TASK PROMPT: Retype the stretch of the Mirjam Ott text from "Mirjam Ott (born" through "Championships in total.", keeping every word and mark unchanged.

PASSAGE SHOWN:
Swiss curler (born 1972)

Mirjam Ott (born 27 January 1972 in Bern) is a retired Swiss curler from Laax, Switzerland. She is two-time Olympic silver medalist (2002, 2006), 2012 World champion and two-time European champion (1996, 2008). During her career, she represents Switzerland at four Winter Olympics, seven World Championships and eleven European Championships in total.

==Career==
Ott won the Olympic silver medal twice; in the 2002 Olympic Games in Salt Lake City (with skip Luzia Ebnöther) and 2006 in Turin (as skip herself), making her the first woman with two Olympic medals in curling. In 2008 the team won the European Championship in Sweden. At the 2010 Vancouver Olympic Games, her team finished a disappointing fourth place, as Ott's touch completely deserted her late in the semi-final and bronze medal matches. Ott won the 2012 World Women's Curling Championship after defeating Sweden's Margaretha Sigfridsson in the final. This is the first World Women's Championship title for Switzerland in 29 years.

At the 2014 Sochi Olympic Games, Ott skipped her team to a second consecutive fourth-place finish at the Olympic Winter Games. Switzerland were beaten 6-5 by Great Britain in the Bronze Medal match. She retired following the 2013–14 season.

After retirement, she coached the team skipped by Alina Pätz to win the 2015 World Women's Curling Championship. She is also the coach of the team skipped by Silvana Tirinzoni at 2025 World Women's Curling Championship and 2026 Winter Olympics. The team won silver medal in both events.

DATA SECTION:

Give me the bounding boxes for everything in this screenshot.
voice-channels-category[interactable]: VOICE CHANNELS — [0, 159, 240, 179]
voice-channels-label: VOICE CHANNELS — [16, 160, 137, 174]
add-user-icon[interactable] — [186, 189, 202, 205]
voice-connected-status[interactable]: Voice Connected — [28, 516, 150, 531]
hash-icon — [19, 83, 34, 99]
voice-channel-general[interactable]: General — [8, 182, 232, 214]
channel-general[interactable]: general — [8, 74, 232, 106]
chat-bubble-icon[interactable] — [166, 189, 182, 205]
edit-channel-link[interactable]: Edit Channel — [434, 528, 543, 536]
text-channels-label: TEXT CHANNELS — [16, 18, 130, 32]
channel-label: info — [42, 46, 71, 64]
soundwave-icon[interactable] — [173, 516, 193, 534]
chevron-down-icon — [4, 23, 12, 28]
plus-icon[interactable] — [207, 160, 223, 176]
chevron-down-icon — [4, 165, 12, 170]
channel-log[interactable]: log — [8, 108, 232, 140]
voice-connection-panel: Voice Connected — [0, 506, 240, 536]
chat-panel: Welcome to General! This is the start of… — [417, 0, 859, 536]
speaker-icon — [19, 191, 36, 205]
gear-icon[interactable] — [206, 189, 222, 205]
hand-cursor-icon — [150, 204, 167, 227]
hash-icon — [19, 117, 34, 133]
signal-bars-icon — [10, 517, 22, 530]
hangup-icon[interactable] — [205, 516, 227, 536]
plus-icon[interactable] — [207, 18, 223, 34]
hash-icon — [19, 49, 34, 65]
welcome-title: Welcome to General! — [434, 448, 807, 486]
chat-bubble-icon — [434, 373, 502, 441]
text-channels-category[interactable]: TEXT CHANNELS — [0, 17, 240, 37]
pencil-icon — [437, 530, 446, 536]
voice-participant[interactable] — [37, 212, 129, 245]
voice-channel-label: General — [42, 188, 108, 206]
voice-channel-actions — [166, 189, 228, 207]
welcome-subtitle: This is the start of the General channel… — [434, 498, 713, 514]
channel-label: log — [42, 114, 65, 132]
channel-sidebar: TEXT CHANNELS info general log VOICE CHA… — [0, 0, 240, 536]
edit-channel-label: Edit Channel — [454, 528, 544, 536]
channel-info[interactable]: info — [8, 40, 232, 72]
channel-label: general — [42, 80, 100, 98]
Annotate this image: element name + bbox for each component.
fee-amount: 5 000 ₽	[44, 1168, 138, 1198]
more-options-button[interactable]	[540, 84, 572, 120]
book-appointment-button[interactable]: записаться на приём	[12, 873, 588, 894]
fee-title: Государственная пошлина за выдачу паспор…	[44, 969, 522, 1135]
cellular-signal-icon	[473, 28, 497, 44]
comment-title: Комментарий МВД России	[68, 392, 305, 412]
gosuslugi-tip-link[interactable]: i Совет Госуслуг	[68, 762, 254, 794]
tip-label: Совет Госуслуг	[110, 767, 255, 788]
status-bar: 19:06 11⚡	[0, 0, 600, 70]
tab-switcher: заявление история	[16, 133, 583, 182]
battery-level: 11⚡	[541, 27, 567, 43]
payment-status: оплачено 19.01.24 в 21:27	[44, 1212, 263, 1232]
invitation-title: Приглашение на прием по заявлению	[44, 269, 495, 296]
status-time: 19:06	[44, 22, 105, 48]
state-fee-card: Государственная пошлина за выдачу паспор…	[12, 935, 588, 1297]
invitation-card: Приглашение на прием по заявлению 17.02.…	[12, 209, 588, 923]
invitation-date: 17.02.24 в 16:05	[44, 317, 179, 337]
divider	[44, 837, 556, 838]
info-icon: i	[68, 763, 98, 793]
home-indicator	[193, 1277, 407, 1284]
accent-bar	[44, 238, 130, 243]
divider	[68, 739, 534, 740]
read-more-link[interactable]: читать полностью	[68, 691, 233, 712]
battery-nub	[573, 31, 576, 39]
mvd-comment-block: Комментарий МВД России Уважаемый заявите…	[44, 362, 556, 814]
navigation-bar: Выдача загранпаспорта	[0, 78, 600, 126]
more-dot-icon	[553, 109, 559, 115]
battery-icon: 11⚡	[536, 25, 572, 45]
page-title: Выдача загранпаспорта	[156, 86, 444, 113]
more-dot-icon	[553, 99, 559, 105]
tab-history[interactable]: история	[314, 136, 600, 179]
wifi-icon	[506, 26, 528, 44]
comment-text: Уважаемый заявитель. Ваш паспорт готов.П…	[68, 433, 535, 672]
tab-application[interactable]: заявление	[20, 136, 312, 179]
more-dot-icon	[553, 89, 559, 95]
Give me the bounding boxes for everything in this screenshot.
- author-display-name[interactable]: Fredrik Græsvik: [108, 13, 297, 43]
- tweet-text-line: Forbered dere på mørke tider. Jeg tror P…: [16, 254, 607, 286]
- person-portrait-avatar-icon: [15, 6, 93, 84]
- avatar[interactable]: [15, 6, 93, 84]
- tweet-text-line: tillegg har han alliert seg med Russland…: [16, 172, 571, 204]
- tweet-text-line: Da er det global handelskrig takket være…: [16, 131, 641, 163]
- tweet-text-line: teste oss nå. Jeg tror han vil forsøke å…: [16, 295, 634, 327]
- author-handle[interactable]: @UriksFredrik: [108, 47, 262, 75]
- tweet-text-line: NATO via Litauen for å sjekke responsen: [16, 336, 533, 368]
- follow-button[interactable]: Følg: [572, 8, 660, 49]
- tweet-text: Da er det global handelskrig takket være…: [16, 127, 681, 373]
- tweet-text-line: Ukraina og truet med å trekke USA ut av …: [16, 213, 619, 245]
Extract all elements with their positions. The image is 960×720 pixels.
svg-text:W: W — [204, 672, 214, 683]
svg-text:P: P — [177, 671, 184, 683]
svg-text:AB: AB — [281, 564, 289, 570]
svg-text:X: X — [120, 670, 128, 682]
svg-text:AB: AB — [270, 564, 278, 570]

ANSWER FOR THIS EXERCISE:
Mirjam Ott (born 27 January 1972 in Bern) is a retired Swiss curler from Laax, Switzerland. She is two-time Olympic silver medalist (2002, 2006), 2012 World champion and two-time European champion (1996, 2008). During her career, she represents Switzerland at four Winter Olympics, seven World Championships and eleven European Championships in total.